→ **WRITTEN INSTRUCTION**
Transcribe the entries that follow exactly as they appear, minus pictures.

Some records
□ □ □ □ □
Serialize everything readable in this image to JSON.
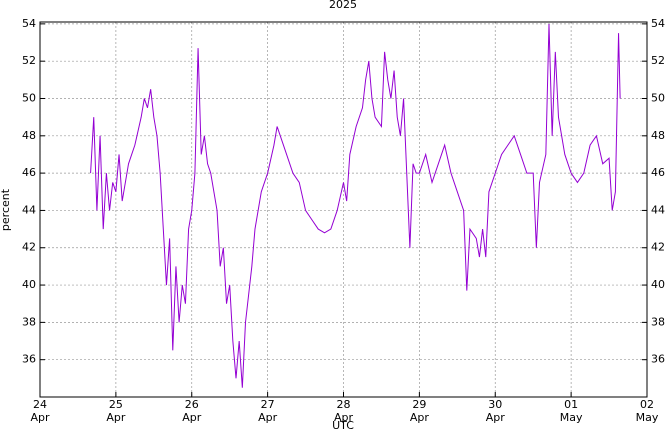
{
  "chart_data": {
    "type": "line",
    "title": "2025",
    "x_label": "UTC",
    "y_label": "percent",
    "series": [
      {
        "name": "percent",
        "color": "#9400d3",
        "x": [
          "2025-04-24T16:00",
          "2025-04-24T17:00",
          "2025-04-24T18:00",
          "2025-04-24T19:00",
          "2025-04-24T20:00",
          "2025-04-24T21:00",
          "2025-04-24T22:00",
          "2025-04-24T23:00",
          "2025-04-25T00:00",
          "2025-04-25T01:00",
          "2025-04-25T02:00",
          "2025-04-25T04:00",
          "2025-04-25T06:00",
          "2025-04-25T08:00",
          "2025-04-25T09:00",
          "2025-04-25T10:00",
          "2025-04-25T11:00",
          "2025-04-25T12:00",
          "2025-04-25T13:00",
          "2025-04-25T14:00",
          "2025-04-25T15:00",
          "2025-04-25T16:00",
          "2025-04-25T17:00",
          "2025-04-25T18:00",
          "2025-04-25T19:00",
          "2025-04-25T20:00",
          "2025-04-25T21:00",
          "2025-04-25T22:00",
          "2025-04-25T23:00",
          "2025-04-26T00:00",
          "2025-04-26T01:00",
          "2025-04-26T02:00",
          "2025-04-26T03:00",
          "2025-04-26T04:00",
          "2025-04-26T05:00",
          "2025-04-26T06:00",
          "2025-04-26T08:00",
          "2025-04-26T09:00",
          "2025-04-26T10:00",
          "2025-04-26T11:00",
          "2025-04-26T12:00",
          "2025-04-26T13:00",
          "2025-04-26T14:00",
          "2025-04-26T15:00",
          "2025-04-26T16:00",
          "2025-04-26T17:00",
          "2025-04-26T18:00",
          "2025-04-26T19:00",
          "2025-04-26T20:00",
          "2025-04-26T22:00",
          "2025-04-27T00:00",
          "2025-04-27T02:00",
          "2025-04-27T03:00",
          "2025-04-27T04:00",
          "2025-04-27T06:00",
          "2025-04-27T08:00",
          "2025-04-27T10:00",
          "2025-04-27T12:00",
          "2025-04-27T14:00",
          "2025-04-27T16:00",
          "2025-04-27T18:00",
          "2025-04-27T20:00",
          "2025-04-27T22:00",
          "2025-04-28T00:00",
          "2025-04-28T01:00",
          "2025-04-28T02:00",
          "2025-04-28T04:00",
          "2025-04-28T06:00",
          "2025-04-28T07:00",
          "2025-04-28T08:00",
          "2025-04-28T09:00",
          "2025-04-28T10:00",
          "2025-04-28T12:00",
          "2025-04-28T13:00",
          "2025-04-28T14:00",
          "2025-04-28T15:00",
          "2025-04-28T16:00",
          "2025-04-28T17:00",
          "2025-04-28T18:00",
          "2025-04-28T19:00",
          "2025-04-28T20:00",
          "2025-04-28T21:00",
          "2025-04-28T22:00",
          "2025-04-28T23:00",
          "2025-04-29T00:00",
          "2025-04-29T02:00",
          "2025-04-29T04:00",
          "2025-04-29T06:00",
          "2025-04-29T08:00",
          "2025-04-29T10:00",
          "2025-04-29T12:00",
          "2025-04-29T14:00",
          "2025-04-29T15:00",
          "2025-04-29T16:00",
          "2025-04-29T18:00",
          "2025-04-29T19:00",
          "2025-04-29T20:00",
          "2025-04-29T21:00",
          "2025-04-29T22:00",
          "2025-04-30T00:00",
          "2025-04-30T02:00",
          "2025-04-30T04:00",
          "2025-04-30T06:00",
          "2025-04-30T08:00",
          "2025-04-30T10:00",
          "2025-04-30T12:00",
          "2025-04-30T13:00",
          "2025-04-30T14:00",
          "2025-04-30T16:00",
          "2025-04-30T17:00",
          "2025-04-30T18:00",
          "2025-04-30T19:00",
          "2025-04-30T20:00",
          "2025-04-30T22:00",
          "2025-05-01T00:00",
          "2025-05-01T02:00",
          "2025-05-01T04:00",
          "2025-05-01T06:00",
          "2025-05-01T08:00",
          "2025-05-01T10:00",
          "2025-05-01T12:00",
          "2025-05-01T13:00",
          "2025-05-01T14:00",
          "2025-05-01T15:00",
          "2025-05-01T15:30"
        ],
        "values": [
          46,
          49,
          44,
          48,
          43,
          46,
          44,
          45.5,
          45,
          47,
          44.5,
          46.5,
          47.5,
          49,
          50,
          49.5,
          50.5,
          49,
          48,
          46,
          43,
          40,
          42.5,
          36.5,
          41,
          38,
          40,
          39,
          43,
          44,
          46,
          52.7,
          47,
          48,
          46.5,
          46,
          44,
          41,
          42,
          39,
          40,
          37,
          35,
          37,
          34.5,
          38,
          39.5,
          41,
          43,
          45,
          46,
          47.5,
          48.5,
          48,
          47,
          46,
          45.5,
          44,
          43.5,
          43,
          42.8,
          43,
          44,
          45.5,
          44.5,
          47,
          48.5,
          49.5,
          51,
          52,
          50,
          49,
          48.5,
          52.5,
          51,
          50,
          51.5,
          49,
          48,
          50,
          46,
          42,
          46.5,
          46,
          46,
          47,
          45.5,
          46.5,
          47.5,
          46,
          45,
          44,
          39.7,
          43,
          42.5,
          41.5,
          43,
          41.5,
          45,
          46,
          47,
          47.5,
          48,
          47,
          46,
          46,
          42,
          45.5,
          47,
          54,
          48,
          52.5,
          49,
          47,
          46,
          45.5,
          46,
          47.5,
          48,
          46.5,
          46.8,
          44,
          45,
          53.5,
          50
        ]
      }
    ],
    "xlim": [
      "2025-04-24T00:00",
      "2025-05-02T00:00"
    ],
    "xticks": [
      {
        "value": "2025-04-24T00:00",
        "label": "24 Apr"
      },
      {
        "value": "2025-04-25T00:00",
        "label": "25 Apr"
      },
      {
        "value": "2025-04-26T00:00",
        "label": "26 Apr"
      },
      {
        "value": "2025-04-27T00:00",
        "label": "27 Apr"
      },
      {
        "value": "2025-04-28T00:00",
        "label": "28 Apr"
      },
      {
        "value": "2025-04-29T00:00",
        "label": "29 Apr"
      },
      {
        "value": "2025-04-30T00:00",
        "label": "30 Apr"
      },
      {
        "value": "2025-05-01T00:00",
        "label": "01 May"
      },
      {
        "value": "2025-05-02T00:00",
        "label": "02 May"
      }
    ],
    "ylim": [
      34,
      54.1
    ],
    "yticks": [
      36,
      38,
      40,
      42,
      44,
      46,
      48,
      50,
      52,
      54
    ],
    "y2lim": [
      34,
      54.1
    ],
    "y2ticks": [
      36,
      38,
      40,
      42,
      44,
      46,
      48,
      50,
      52,
      54
    ],
    "grid": true
  }
}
□ □ □ □ □
→ **FINAL RESULT**
Serialize everything readable in this image to JSON.
{
  "chart_data": {
    "type": "line",
    "title": "2025",
    "x_label": "UTC",
    "y_label": "percent",
    "series": [
      {
        "name": "percent",
        "color": "#9400d3",
        "x": [
          "2025-04-24T16:00",
          "2025-04-24T17:00",
          "2025-04-24T18:00",
          "2025-04-24T19:00",
          "2025-04-24T20:00",
          "2025-04-24T21:00",
          "2025-04-24T22:00",
          "2025-04-24T23:00",
          "2025-04-25T00:00",
          "2025-04-25T01:00",
          "2025-04-25T02:00",
          "2025-04-25T04:00",
          "2025-04-25T06:00",
          "2025-04-25T08:00",
          "2025-04-25T09:00",
          "2025-04-25T10:00",
          "2025-04-25T11:00",
          "2025-04-25T12:00",
          "2025-04-25T13:00",
          "2025-04-25T14:00",
          "2025-04-25T15:00",
          "2025-04-25T16:00",
          "2025-04-25T17:00",
          "2025-04-25T18:00",
          "2025-04-25T19:00",
          "2025-04-25T20:00",
          "2025-04-25T21:00",
          "2025-04-25T22:00",
          "2025-04-25T23:00",
          "2025-04-26T00:00",
          "2025-04-26T01:00",
          "2025-04-26T02:00",
          "2025-04-26T03:00",
          "2025-04-26T04:00",
          "2025-04-26T05:00",
          "2025-04-26T06:00",
          "2025-04-26T08:00",
          "2025-04-26T09:00",
          "2025-04-26T10:00",
          "2025-04-26T11:00",
          "2025-04-26T12:00",
          "2025-04-26T13:00",
          "2025-04-26T14:00",
          "2025-04-26T15:00",
          "2025-04-26T16:00",
          "2025-04-26T17:00",
          "2025-04-26T18:00",
          "2025-04-26T19:00",
          "2025-04-26T20:00",
          "2025-04-26T22:00",
          "2025-04-27T00:00",
          "2025-04-27T02:00",
          "2025-04-27T03:00",
          "2025-04-27T04:00",
          "2025-04-27T06:00",
          "2025-04-27T08:00",
          "2025-04-27T10:00",
          "2025-04-27T12:00",
          "2025-04-27T14:00",
          "2025-04-27T16:00",
          "2025-04-27T18:00",
          "2025-04-27T20:00",
          "2025-04-27T22:00",
          "2025-04-28T00:00",
          "2025-04-28T01:00",
          "2025-04-28T02:00",
          "2025-04-28T04:00",
          "2025-04-28T06:00",
          "2025-04-28T07:00",
          "2025-04-28T08:00",
          "2025-04-28T09:00",
          "2025-04-28T10:00",
          "2025-04-28T12:00",
          "2025-04-28T13:00",
          "2025-04-28T14:00",
          "2025-04-28T15:00",
          "2025-04-28T16:00",
          "2025-04-28T17:00",
          "2025-04-28T18:00",
          "2025-04-28T19:00",
          "2025-04-28T20:00",
          "2025-04-28T21:00",
          "2025-04-28T22:00",
          "2025-04-28T23:00",
          "2025-04-29T00:00",
          "2025-04-29T02:00",
          "2025-04-29T04:00",
          "2025-04-29T06:00",
          "2025-04-29T08:00",
          "2025-04-29T10:00",
          "2025-04-29T12:00",
          "2025-04-29T14:00",
          "2025-04-29T15:00",
          "2025-04-29T16:00",
          "2025-04-29T18:00",
          "2025-04-29T19:00",
          "2025-04-29T20:00",
          "2025-04-29T21:00",
          "2025-04-29T22:00",
          "2025-04-30T00:00",
          "2025-04-30T02:00",
          "2025-04-30T04:00",
          "2025-04-30T06:00",
          "2025-04-30T08:00",
          "2025-04-30T10:00",
          "2025-04-30T12:00",
          "2025-04-30T13:00",
          "2025-04-30T14:00",
          "2025-04-30T16:00",
          "2025-04-30T17:00",
          "2025-04-30T18:00",
          "2025-04-30T19:00",
          "2025-04-30T20:00",
          "2025-04-30T22:00",
          "2025-05-01T00:00",
          "2025-05-01T02:00",
          "2025-05-01T04:00",
          "2025-05-01T06:00",
          "2025-05-01T08:00",
          "2025-05-01T10:00",
          "2025-05-01T12:00",
          "2025-05-01T13:00",
          "2025-05-01T14:00",
          "2025-05-01T15:00",
          "2025-05-01T15:30"
        ],
        "values": [
          46,
          49,
          44,
          48,
          43,
          46,
          44,
          45.5,
          45,
          47,
          44.5,
          46.5,
          47.5,
          49,
          50,
          49.5,
          50.5,
          49,
          48,
          46,
          43,
          40,
          42.5,
          36.5,
          41,
          38,
          40,
          39,
          43,
          44,
          46,
          52.7,
          47,
          48,
          46.5,
          46,
          44,
          41,
          42,
          39,
          40,
          37,
          35,
          37,
          34.5,
          38,
          39.5,
          41,
          43,
          45,
          46,
          47.5,
          48.5,
          48,
          47,
          46,
          45.5,
          44,
          43.5,
          43,
          42.8,
          43,
          44,
          45.5,
          44.5,
          47,
          48.5,
          49.5,
          51,
          52,
          50,
          49,
          48.5,
          52.5,
          51,
          50,
          51.5,
          49,
          48,
          50,
          46,
          42,
          46.5,
          46,
          46,
          47,
          45.5,
          46.5,
          47.5,
          46,
          45,
          44,
          39.7,
          43,
          42.5,
          41.5,
          43,
          41.5,
          45,
          46,
          47,
          47.5,
          48,
          47,
          46,
          46,
          42,
          45.5,
          47,
          54,
          48,
          52.5,
          49,
          47,
          46,
          45.5,
          46,
          47.5,
          48,
          46.5,
          46.8,
          44,
          45,
          53.5,
          50
        ]
      }
    ],
    "xlim": [
      "2025-04-24T00:00",
      "2025-05-02T00:00"
    ],
    "xticks": [
      {
        "value": "2025-04-24T00:00",
        "label": "24 Apr"
      },
      {
        "value": "2025-04-25T00:00",
        "label": "25 Apr"
      },
      {
        "value": "2025-04-26T00:00",
        "label": "26 Apr"
      },
      {
        "value": "2025-04-27T00:00",
        "label": "27 Apr"
      },
      {
        "value": "2025-04-28T00:00",
        "label": "28 Apr"
      },
      {
        "value": "2025-04-29T00:00",
        "label": "29 Apr"
      },
      {
        "value": "2025-04-30T00:00",
        "label": "30 Apr"
      },
      {
        "value": "2025-05-01T00:00",
        "label": "01 May"
      },
      {
        "value": "2025-05-02T00:00",
        "label": "02 May"
      }
    ],
    "ylim": [
      34,
      54.1
    ],
    "yticks": [
      36,
      38,
      40,
      42,
      44,
      46,
      48,
      50,
      52,
      54
    ],
    "y2lim": [
      34,
      54.1
    ],
    "y2ticks": [
      36,
      38,
      40,
      42,
      44,
      46,
      48,
      50,
      52,
      54
    ],
    "grid": true
  }
}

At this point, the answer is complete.